Le métier d’enseignant serait-il devenu un métier comme les autres?

Oui et non. Même si certains décrochent du métier, nombreux sont les jeunes à fréquenter les différentes HEP. Cependant, ceux qui choisissent cette profession ont d’autres attentes et un autre contexte culturel. Peut-être se sentent-ils moins investis d’une « mission » que leurs aînés. Dans le même temps, ce métier garde des spécificités extrêmement importantes et qu’il doit préserver, étant donné que cela représente une condition sine qua non pour la réussite des élèves.

Pourrait-on dire que l’image du métier s’est ternie?

Le principal problème, c’est que tout le monde croit connaître ce métier puisque chacun est allé à l’école. L’enseignant est perçu comme bénéficiant de nombreux avantages, ayant de longues vacances, et plus vicieux à mes yeux, ne connaissant pas la vraie vie – et néanmoins beaucoup de jugements extérieurs sont ambivalents face à ce métier. Comme me l’a dit un enseignant, le métier est soit envié, soit plaint, et l’un n’est pas mieux que l’autre, car ne correspondant pas à la réalité. Les enseignants, si on les écoute, ont vite fait de montrer les problèmes auxquels ils se heurtent tous les jours et qui sont précisément ceux du monde réel et de la société actuelle. Dire que c’est un métier désenchanté, cela me paraît évident, mais ce désenchantement inéluctable n’est pas foncièrement négatif. Pour prendre un exemple, auparavant l’autorité de l’enseignant allait de soi, en raison d’un prestige social, même s’il en abusait, alors qu’aujourd’hui il doit construire son autorité, et ce changement, un parmi d’autres, me semble constituer un progrès.

§ Objectif
Modifiez le passage de l'entretien sur le métier d'enseignant qui commence par "Le métier d’enseignant" et se termine par "métier s’est ternie?" : remplacez "aînés" par "prédécesseurs". Le matériel n'est pas nécessaire ici.

§ Extrait source
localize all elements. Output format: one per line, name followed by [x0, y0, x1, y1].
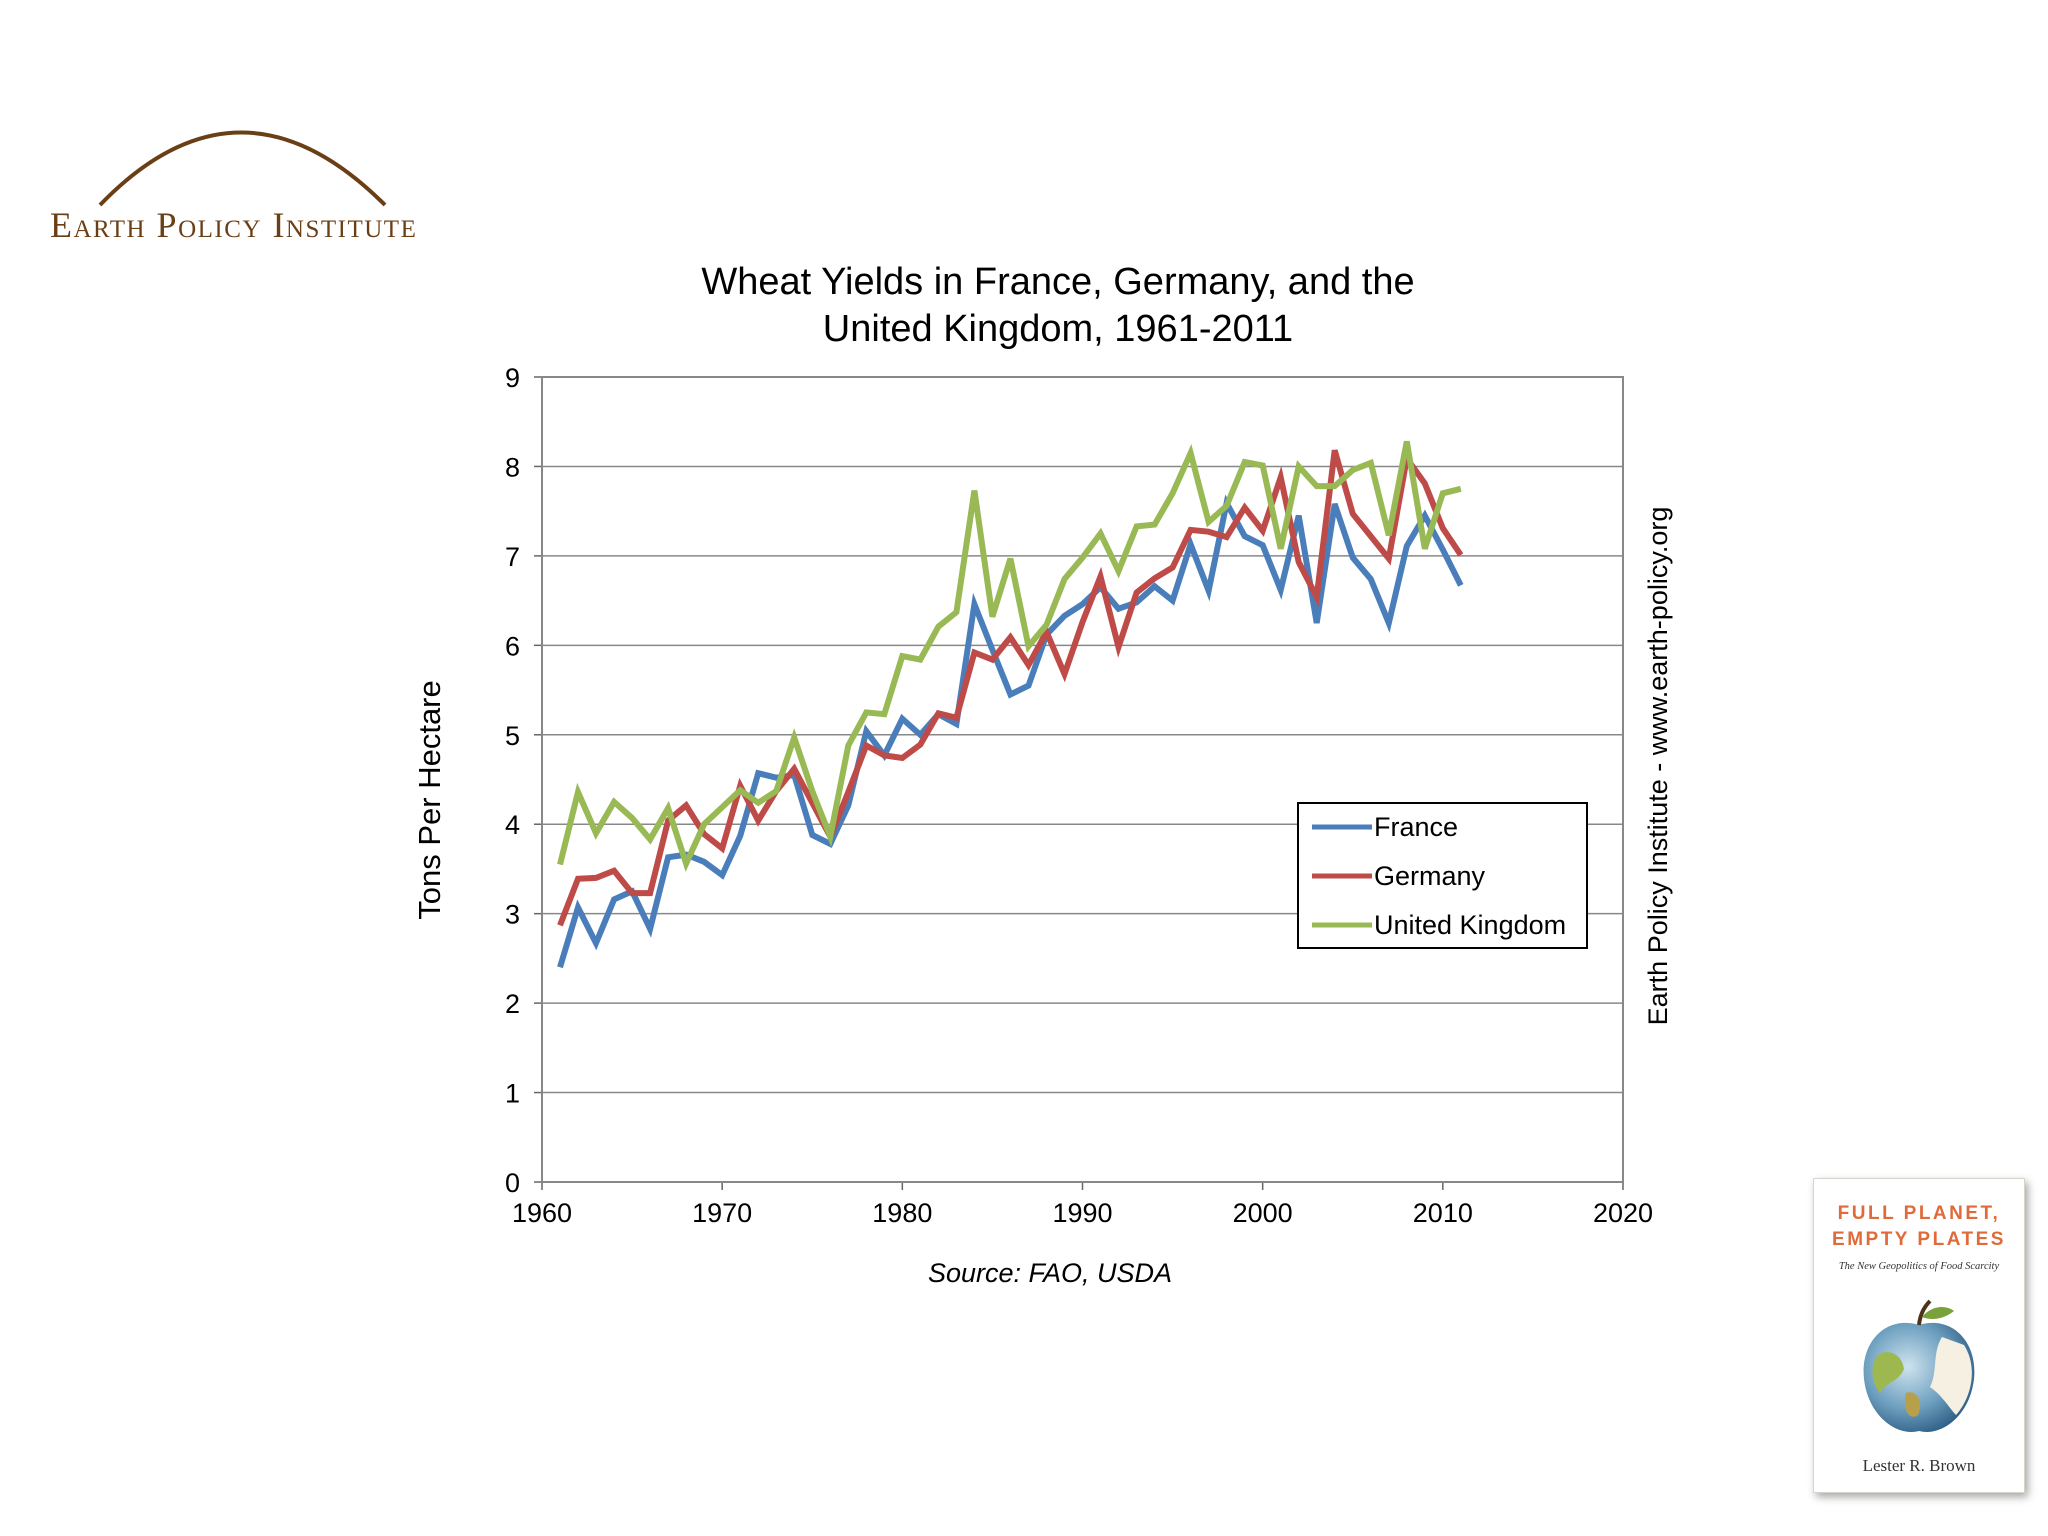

§ Solution rédigée
Le métier d’enseignant serait-il devenu un métier comme les autres?

Oui et non. Même si certains décrochent du métier, nombreux sont les jeunes à fréquenter les différentes HEP. Cependant, ceux qui choisissent cette profession ont d’autres attentes et un autre contexte culturel. Peut-être se sentent-ils moins investis d’une « mission » que leurs prédécesseurs. Dans le même temps, ce métier garde des spécificités extrêmement importantes et qu’il doit préserver, étant donné que cela représente une condition sine qua non pour la réussite des élèves.

Pourrait-on dire que l’image du métier s’est ternie?